#### RECORDS FOR THIS EXERCISE ####

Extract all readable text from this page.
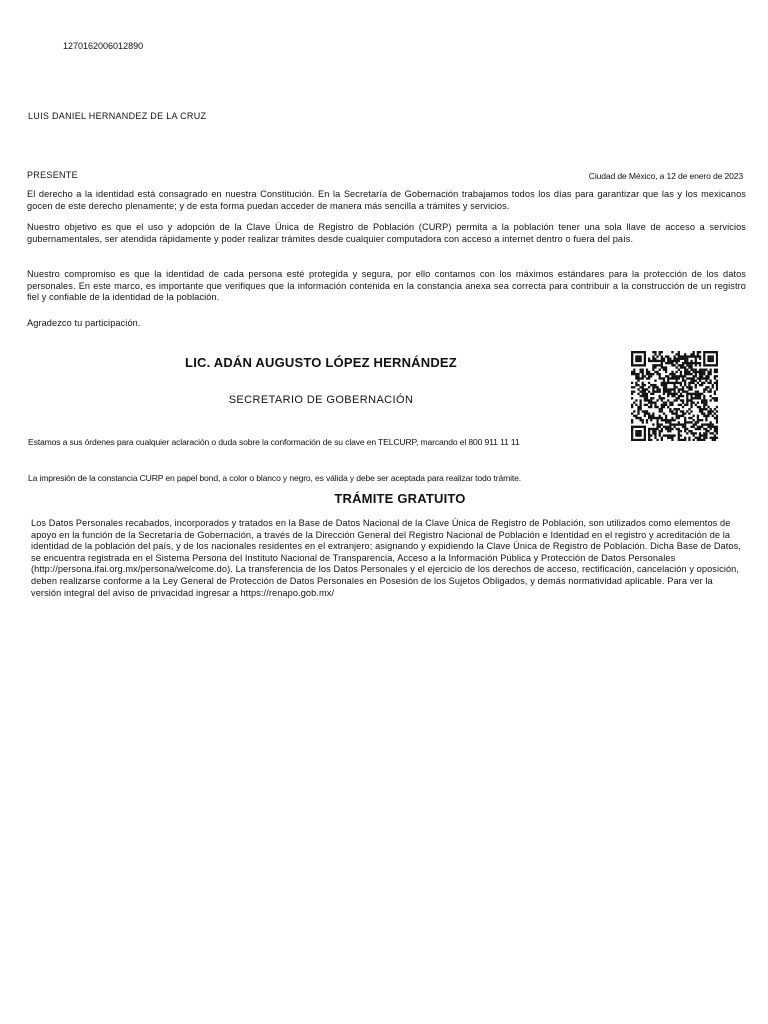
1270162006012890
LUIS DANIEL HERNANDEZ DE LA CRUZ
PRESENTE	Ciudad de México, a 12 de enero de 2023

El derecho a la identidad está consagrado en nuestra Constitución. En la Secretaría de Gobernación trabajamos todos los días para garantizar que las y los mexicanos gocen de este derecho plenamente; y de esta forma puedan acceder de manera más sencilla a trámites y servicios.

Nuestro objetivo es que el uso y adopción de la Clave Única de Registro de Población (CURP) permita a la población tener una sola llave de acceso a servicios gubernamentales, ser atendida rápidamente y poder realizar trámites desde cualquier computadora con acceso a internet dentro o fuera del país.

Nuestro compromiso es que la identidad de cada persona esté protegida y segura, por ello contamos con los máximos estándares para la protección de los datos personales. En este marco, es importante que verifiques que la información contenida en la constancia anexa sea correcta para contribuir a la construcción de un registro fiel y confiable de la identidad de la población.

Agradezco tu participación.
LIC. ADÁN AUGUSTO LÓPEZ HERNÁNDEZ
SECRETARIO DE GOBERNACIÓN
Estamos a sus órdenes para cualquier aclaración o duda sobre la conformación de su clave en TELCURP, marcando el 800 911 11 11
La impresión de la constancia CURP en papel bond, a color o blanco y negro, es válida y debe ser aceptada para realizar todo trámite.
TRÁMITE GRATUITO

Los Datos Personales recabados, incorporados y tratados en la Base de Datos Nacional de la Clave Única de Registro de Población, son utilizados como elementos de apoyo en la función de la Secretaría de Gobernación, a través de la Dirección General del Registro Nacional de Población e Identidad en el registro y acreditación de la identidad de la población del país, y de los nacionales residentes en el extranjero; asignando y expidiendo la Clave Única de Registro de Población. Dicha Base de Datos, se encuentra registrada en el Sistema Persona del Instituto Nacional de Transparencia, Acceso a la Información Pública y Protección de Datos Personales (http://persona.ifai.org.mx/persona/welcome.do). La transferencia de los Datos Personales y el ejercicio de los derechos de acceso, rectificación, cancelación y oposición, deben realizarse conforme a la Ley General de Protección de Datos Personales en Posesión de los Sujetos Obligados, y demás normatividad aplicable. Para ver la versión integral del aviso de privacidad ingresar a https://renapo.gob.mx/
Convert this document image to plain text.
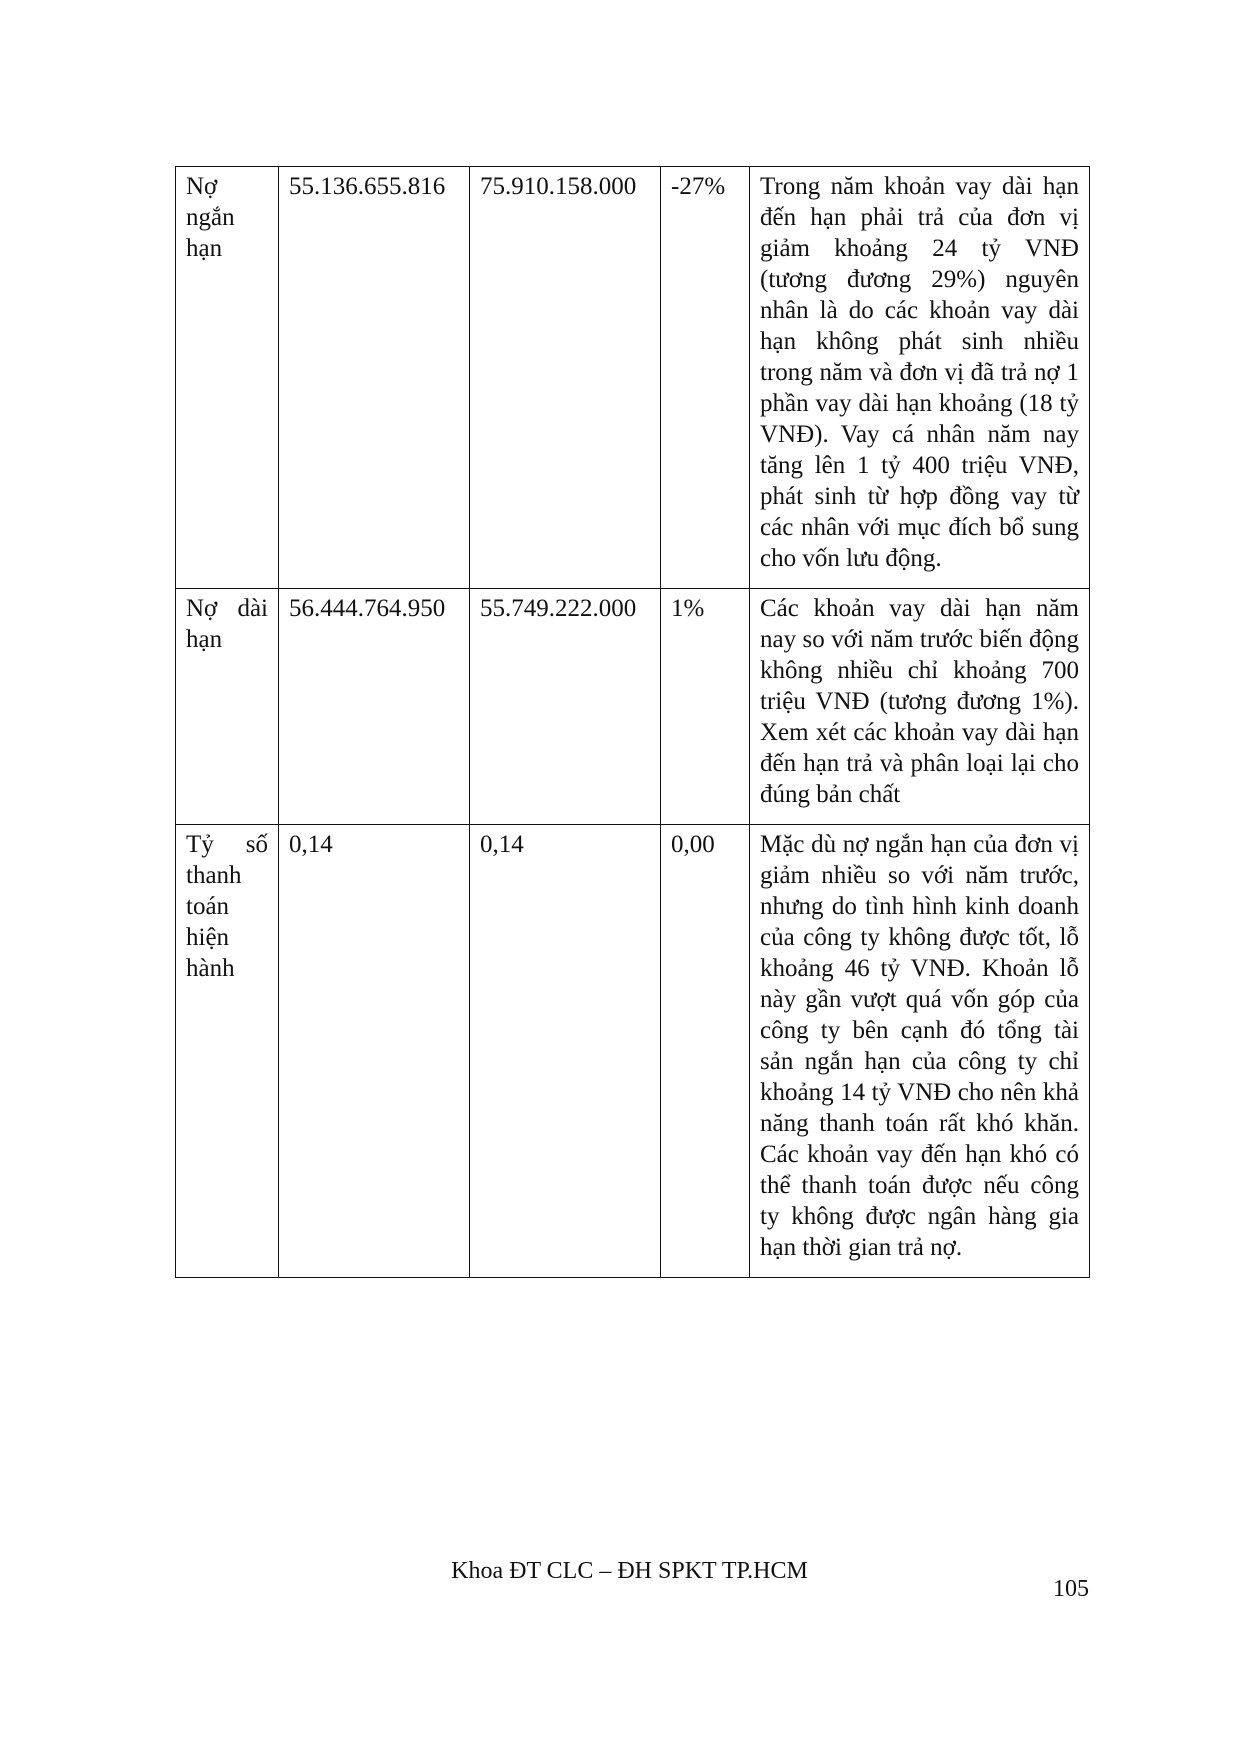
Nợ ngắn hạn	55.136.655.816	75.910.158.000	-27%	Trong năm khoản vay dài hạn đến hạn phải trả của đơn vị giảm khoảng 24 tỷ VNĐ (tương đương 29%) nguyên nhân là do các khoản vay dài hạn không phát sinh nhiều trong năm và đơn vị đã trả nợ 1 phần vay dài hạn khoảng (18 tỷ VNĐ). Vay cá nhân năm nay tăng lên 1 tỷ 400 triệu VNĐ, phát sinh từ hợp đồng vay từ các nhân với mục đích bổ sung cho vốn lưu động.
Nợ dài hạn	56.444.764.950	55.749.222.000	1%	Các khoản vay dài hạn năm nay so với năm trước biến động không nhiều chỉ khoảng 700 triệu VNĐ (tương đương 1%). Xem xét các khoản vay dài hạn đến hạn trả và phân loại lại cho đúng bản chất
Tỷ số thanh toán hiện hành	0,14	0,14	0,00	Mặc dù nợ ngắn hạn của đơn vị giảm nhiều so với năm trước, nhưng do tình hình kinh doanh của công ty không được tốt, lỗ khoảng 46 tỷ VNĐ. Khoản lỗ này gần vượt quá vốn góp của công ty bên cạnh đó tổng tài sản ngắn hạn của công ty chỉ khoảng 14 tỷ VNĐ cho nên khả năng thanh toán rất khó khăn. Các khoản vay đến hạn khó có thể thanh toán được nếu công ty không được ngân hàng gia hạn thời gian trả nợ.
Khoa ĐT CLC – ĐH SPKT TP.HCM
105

####

▶ [REQUIRED WORK]:
Copy every line of the listing that contains the word "text".

▶ [EXERCISE OUTPUT]:
Extract all readable text from this page.
Convert this document image to plain text.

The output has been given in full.